▶ [DOCUMENT SECTION]:
***

I'm not convinced I care. It's still on a par with the performance of
*actually* frobbing IBRS every time. If the guest cares about
performance, they'll be using retpoline instead and not doing that.

We really don't want to penalise the *host*, and other guests, for one
guest which does stupid things.

And if we have a conditional 'set IBRS back on because we're using
IBRS_ALL and the guest had access to it' in the vmexit path, only the
*first* clause (IBRS_ALL) of that condition can be done with
alternatives. The other part is necessarily a runtime thing, and thus
needs the 'else lfence' to make sure it really happens, penalising
*all* guests. (Unless there's something else guaranteed to be
serialising in that path but after Arjan mentioned it last time I took
a quick look and didn't see anything unconditional).

An alternative would be to put the SPEC_CTRL MSR into the list of MSRs 
to be automatically saved/reset at vmexit, but we've already carefully
*changed* from doing that for the non-IBRS_ALL case because doing it
manually in the host is faster. I don't know that we want that
additional complexity — that might be the last straw that makes us tell
Intel "no, in that case we don't want IBRS_ALL as it is. Define a new
bit which is like IBRS_ALL but also promises that it's always like that
and the IBRS bit in the MSR is a no-op". That new bit would be set on
all future hardware except a small handful of current chips, I believe.

I think we can live with trapping and emulating SPEC_CTRL for the
guests which use it, for now.

If we *really* want to explore optimising it somehow, there's nothing
to prevent us doing that in a subsequent patch.
Jon Masters Feb. 19, 2018, 11:37 p.m. UTC | #17
On 02/16/2018 07:10 AM, David Woodhouse wrote:
> On Fri, 2018-02-16 at 12:04 +0100, Paolo Bonzini wrote:
>> On 16/02/2018 11:21, David Woodhouse wrote:

>>> Even if the guest doesn't have/support IBRS_ALL, and is frobbing the
>>> (now emulated) MSR on every kernel entry/exit, that's *still* going to
>>> be a metric shitload faster than what it *thought* it was doing.

Is there any indication/log to the admin that VM doesn't know about
IBRS_ALL and is constantly uselessly writing to an emulated MSR?

***

▶ [TASK BRIEF]:
Carry on the mailing-list discussion of IBRS and SPEC_CTRL emulation from the point where it stops.

***

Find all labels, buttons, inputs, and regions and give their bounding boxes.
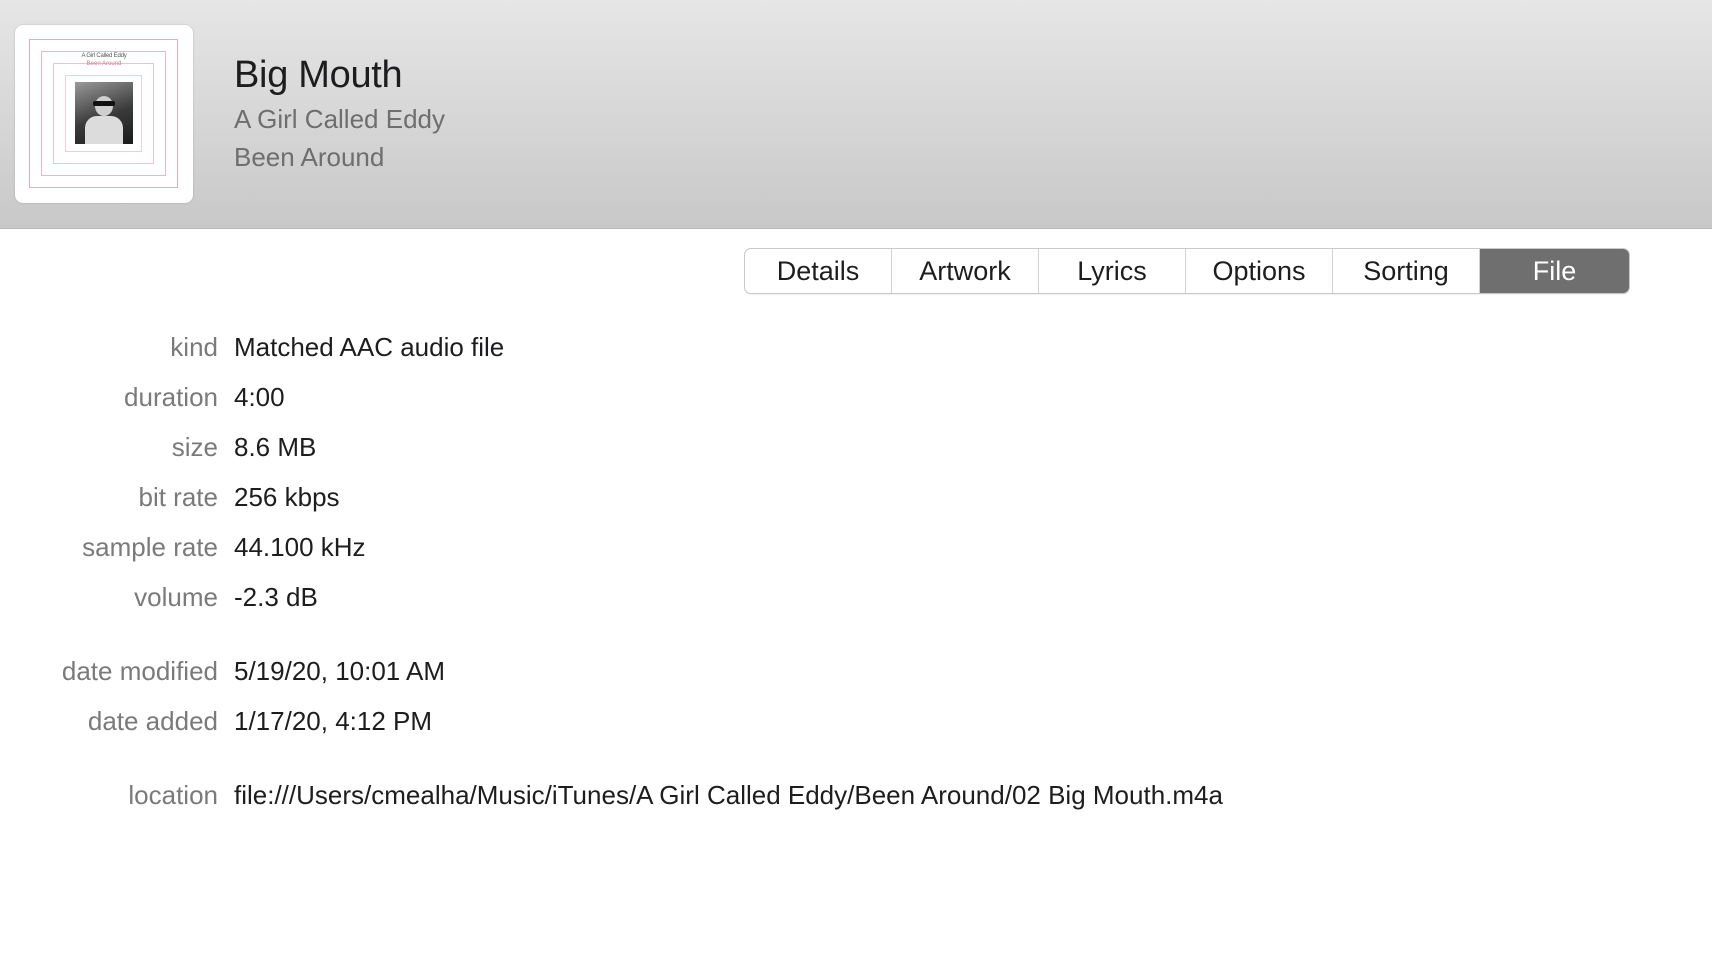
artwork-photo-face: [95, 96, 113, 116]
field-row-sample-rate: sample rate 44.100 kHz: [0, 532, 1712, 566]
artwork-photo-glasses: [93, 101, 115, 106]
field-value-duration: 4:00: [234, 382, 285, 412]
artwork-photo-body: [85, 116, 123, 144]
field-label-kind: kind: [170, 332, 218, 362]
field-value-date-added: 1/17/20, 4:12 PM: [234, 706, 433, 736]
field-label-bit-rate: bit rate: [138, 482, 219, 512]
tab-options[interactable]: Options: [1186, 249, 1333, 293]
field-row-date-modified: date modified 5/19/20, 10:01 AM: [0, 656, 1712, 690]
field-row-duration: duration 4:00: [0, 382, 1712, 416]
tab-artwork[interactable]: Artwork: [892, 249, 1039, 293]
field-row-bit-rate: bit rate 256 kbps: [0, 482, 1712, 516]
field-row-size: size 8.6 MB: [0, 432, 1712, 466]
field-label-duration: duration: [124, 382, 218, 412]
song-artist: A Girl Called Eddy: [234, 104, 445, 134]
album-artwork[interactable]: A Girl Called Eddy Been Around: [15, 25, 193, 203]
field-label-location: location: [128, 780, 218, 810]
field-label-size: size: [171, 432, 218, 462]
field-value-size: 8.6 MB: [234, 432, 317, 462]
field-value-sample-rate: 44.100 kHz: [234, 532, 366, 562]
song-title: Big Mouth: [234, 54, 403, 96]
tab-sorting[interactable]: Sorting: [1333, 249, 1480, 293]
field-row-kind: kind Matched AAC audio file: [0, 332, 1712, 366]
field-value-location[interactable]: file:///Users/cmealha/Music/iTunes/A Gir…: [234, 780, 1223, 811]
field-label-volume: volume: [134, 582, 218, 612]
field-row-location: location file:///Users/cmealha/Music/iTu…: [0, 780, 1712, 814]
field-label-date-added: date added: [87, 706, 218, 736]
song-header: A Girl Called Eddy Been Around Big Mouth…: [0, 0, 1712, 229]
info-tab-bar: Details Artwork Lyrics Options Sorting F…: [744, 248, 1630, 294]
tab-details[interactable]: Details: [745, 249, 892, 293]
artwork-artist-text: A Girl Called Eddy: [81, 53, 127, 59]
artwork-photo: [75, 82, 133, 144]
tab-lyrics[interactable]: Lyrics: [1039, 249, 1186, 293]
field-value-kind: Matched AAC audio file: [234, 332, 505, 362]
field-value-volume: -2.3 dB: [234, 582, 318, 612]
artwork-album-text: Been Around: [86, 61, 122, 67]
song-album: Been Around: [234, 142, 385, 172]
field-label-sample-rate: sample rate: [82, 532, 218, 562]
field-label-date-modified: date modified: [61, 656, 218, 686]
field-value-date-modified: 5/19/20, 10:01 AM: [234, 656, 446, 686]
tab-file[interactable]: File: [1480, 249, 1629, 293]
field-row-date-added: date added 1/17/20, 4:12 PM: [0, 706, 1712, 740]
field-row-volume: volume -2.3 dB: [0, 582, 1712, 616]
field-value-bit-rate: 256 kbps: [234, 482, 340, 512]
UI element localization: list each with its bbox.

***

▶ [RESPONSE TO THE EXERCISE]:
While it's probably true that the overhead in time is similar to (or
better than) an actual IBRS MSR write, if the admin/user knows the VM
needs updating, then there's a fighting chance that they might do so.

Jon.
Van De Ven, Arjan Feb. 19, 2018, 11:42 p.m. UTC | #18
> 

> >>> Even if the guest doesn't have/support IBRS_ALL, and is frobbing the

> >>> (now emulated) MSR on every kernel entry/exit, that's *still* going to

> >>> be a metric shitload faster than what it *thought* it was doing.

> 

> Is there any indication/log to the admin that VM doesn't know about

> IBRS_ALL and is constantly uselessly writing to an emulated MSR?

> 

> While it's probably true that the overhead in time is similar to (or

> better than) an actual IBRS MSR write, if the admin/user knows the VM

> needs updating, then there's a fighting chance that they might do so.


the guest is not the problem; guests obviously will already honor if Enhanced IBRS is enumerated.
The problem is mixed migration pools where the hypervisor may need to decide to not pass this enumeration through to the guest.
Valdis Klētnieks Feb. 19, 2018, 11:53 p.m. UTC | #19
On Mon, 19 Feb 2018 23:42:24 +0000, "Van De Ven, Arjan" said:

> the guest is not the problem; guests obviously will already honor if Enhanced
> IBRS is enumerated. The problem is mixed migration pools where the hypervisor
> may need to decide to not pass this enumeration through to the guest.

For bonus points:  What should happen to a VM that is live migrated from one
hypervisor to another, and the hypervisors have different IBRS support?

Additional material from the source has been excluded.